Reproduce all of the data below without alteration; exclude every picture.
┌─ DATASET RECORDS
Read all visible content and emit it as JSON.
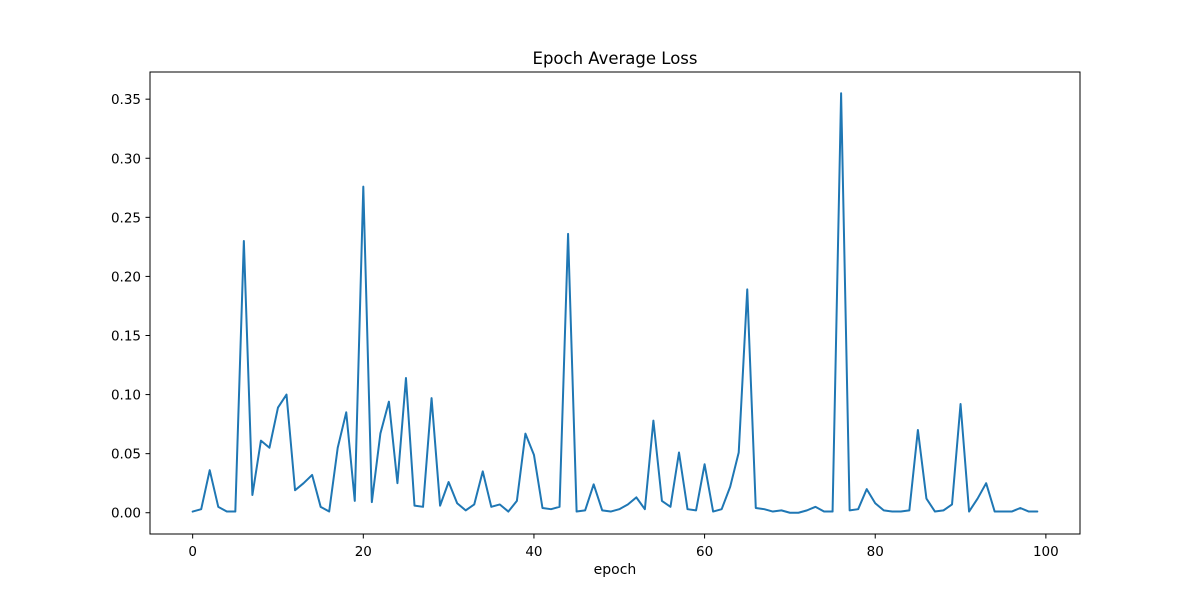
{
  "chart_data": {
    "type": "line",
    "title": "Epoch Average Loss",
    "xlabel": "epoch",
    "ylabel": "",
    "xlim": [
      -5.0,
      104.0
    ],
    "ylim": [
      -0.018,
      0.373
    ],
    "xticks": [
      0,
      20,
      40,
      60,
      80,
      100
    ],
    "xtick_labels": [
      "0",
      "20",
      "40",
      "60",
      "80",
      "100"
    ],
    "yticks": [
      0.0,
      0.05,
      0.1,
      0.15,
      0.2,
      0.25,
      0.3,
      0.35
    ],
    "ytick_labels": [
      "0.00",
      "0.05",
      "0.10",
      "0.15",
      "0.20",
      "0.25",
      "0.30",
      "0.35"
    ],
    "grid": false,
    "series": [
      {
        "color": "#1f77b4",
        "x": [
          0,
          1,
          2,
          3,
          4,
          5,
          6,
          7,
          8,
          9,
          10,
          11,
          12,
          13,
          14,
          15,
          16,
          17,
          18,
          19,
          20,
          21,
          22,
          23,
          24,
          25,
          26,
          27,
          28,
          29,
          30,
          31,
          32,
          33,
          34,
          35,
          36,
          37,
          38,
          39,
          40,
          41,
          42,
          43,
          44,
          45,
          46,
          47,
          48,
          49,
          50,
          51,
          52,
          53,
          54,
          55,
          56,
          57,
          58,
          59,
          60,
          61,
          62,
          63,
          64,
          65,
          66,
          67,
          68,
          69,
          70,
          71,
          72,
          73,
          74,
          75,
          76,
          77,
          78,
          79,
          80,
          81,
          82,
          83,
          84,
          85,
          86,
          87,
          88,
          89,
          90,
          91,
          92,
          93,
          94,
          95,
          96,
          97,
          98,
          99
        ],
        "values": [
          0.001,
          0.003,
          0.036,
          0.005,
          0.001,
          0.001,
          0.23,
          0.015,
          0.061,
          0.055,
          0.089,
          0.1,
          0.019,
          0.025,
          0.032,
          0.005,
          0.001,
          0.055,
          0.085,
          0.01,
          0.276,
          0.009,
          0.067,
          0.094,
          0.025,
          0.114,
          0.006,
          0.005,
          0.097,
          0.006,
          0.026,
          0.008,
          0.002,
          0.007,
          0.035,
          0.005,
          0.007,
          0.001,
          0.01,
          0.067,
          0.049,
          0.004,
          0.003,
          0.005,
          0.236,
          0.001,
          0.002,
          0.024,
          0.002,
          0.001,
          0.003,
          0.007,
          0.013,
          0.003,
          0.078,
          0.01,
          0.005,
          0.051,
          0.003,
          0.002,
          0.041,
          0.001,
          0.003,
          0.022,
          0.051,
          0.189,
          0.004,
          0.003,
          0.001,
          0.002,
          0.0,
          0.0,
          0.002,
          0.005,
          0.001,
          0.001,
          0.355,
          0.002,
          0.003,
          0.02,
          0.008,
          0.002,
          0.001,
          0.001,
          0.002,
          0.07,
          0.012,
          0.001,
          0.002,
          0.007,
          0.092,
          0.001,
          0.012,
          0.025,
          0.001,
          0.001,
          0.001,
          0.004,
          0.001,
          0.001
        ]
      }
    ]
  }
}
└─
FINISHED EXERCISE:
Read all visible content and emit it as JSON.
{
  "chart_data": {
    "type": "line",
    "title": "Epoch Average Loss",
    "xlabel": "epoch",
    "ylabel": "",
    "xlim": [
      -5.0,
      104.0
    ],
    "ylim": [
      -0.018,
      0.373
    ],
    "xticks": [
      0,
      20,
      40,
      60,
      80,
      100
    ],
    "xtick_labels": [
      "0",
      "20",
      "40",
      "60",
      "80",
      "100"
    ],
    "yticks": [
      0.0,
      0.05,
      0.1,
      0.15,
      0.2,
      0.25,
      0.3,
      0.35
    ],
    "ytick_labels": [
      "0.00",
      "0.05",
      "0.10",
      "0.15",
      "0.20",
      "0.25",
      "0.30",
      "0.35"
    ],
    "grid": false,
    "series": [
      {
        "color": "#1f77b4",
        "x": [
          0,
          1,
          2,
          3,
          4,
          5,
          6,
          7,
          8,
          9,
          10,
          11,
          12,
          13,
          14,
          15,
          16,
          17,
          18,
          19,
          20,
          21,
          22,
          23,
          24,
          25,
          26,
          27,
          28,
          29,
          30,
          31,
          32,
          33,
          34,
          35,
          36,
          37,
          38,
          39,
          40,
          41,
          42,
          43,
          44,
          45,
          46,
          47,
          48,
          49,
          50,
          51,
          52,
          53,
          54,
          55,
          56,
          57,
          58,
          59,
          60,
          61,
          62,
          63,
          64,
          65,
          66,
          67,
          68,
          69,
          70,
          71,
          72,
          73,
          74,
          75,
          76,
          77,
          78,
          79,
          80,
          81,
          82,
          83,
          84,
          85,
          86,
          87,
          88,
          89,
          90,
          91,
          92,
          93,
          94,
          95,
          96,
          97,
          98,
          99
        ],
        "values": [
          0.001,
          0.003,
          0.036,
          0.005,
          0.001,
          0.001,
          0.23,
          0.015,
          0.061,
          0.055,
          0.089,
          0.1,
          0.019,
          0.025,
          0.032,
          0.005,
          0.001,
          0.055,
          0.085,
          0.01,
          0.276,
          0.009,
          0.067,
          0.094,
          0.025,
          0.114,
          0.006,
          0.005,
          0.097,
          0.006,
          0.026,
          0.008,
          0.002,
          0.007,
          0.035,
          0.005,
          0.007,
          0.001,
          0.01,
          0.067,
          0.049,
          0.004,
          0.003,
          0.005,
          0.236,
          0.001,
          0.002,
          0.024,
          0.002,
          0.001,
          0.003,
          0.007,
          0.013,
          0.003,
          0.078,
          0.01,
          0.005,
          0.051,
          0.003,
          0.002,
          0.041,
          0.001,
          0.003,
          0.022,
          0.051,
          0.189,
          0.004,
          0.003,
          0.001,
          0.002,
          0.0,
          0.0,
          0.002,
          0.005,
          0.001,
          0.001,
          0.355,
          0.002,
          0.003,
          0.02,
          0.008,
          0.002,
          0.001,
          0.001,
          0.002,
          0.07,
          0.012,
          0.001,
          0.002,
          0.007,
          0.092,
          0.001,
          0.012,
          0.025,
          0.001,
          0.001,
          0.001,
          0.004,
          0.001,
          0.001
        ]
      }
    ]
  }
}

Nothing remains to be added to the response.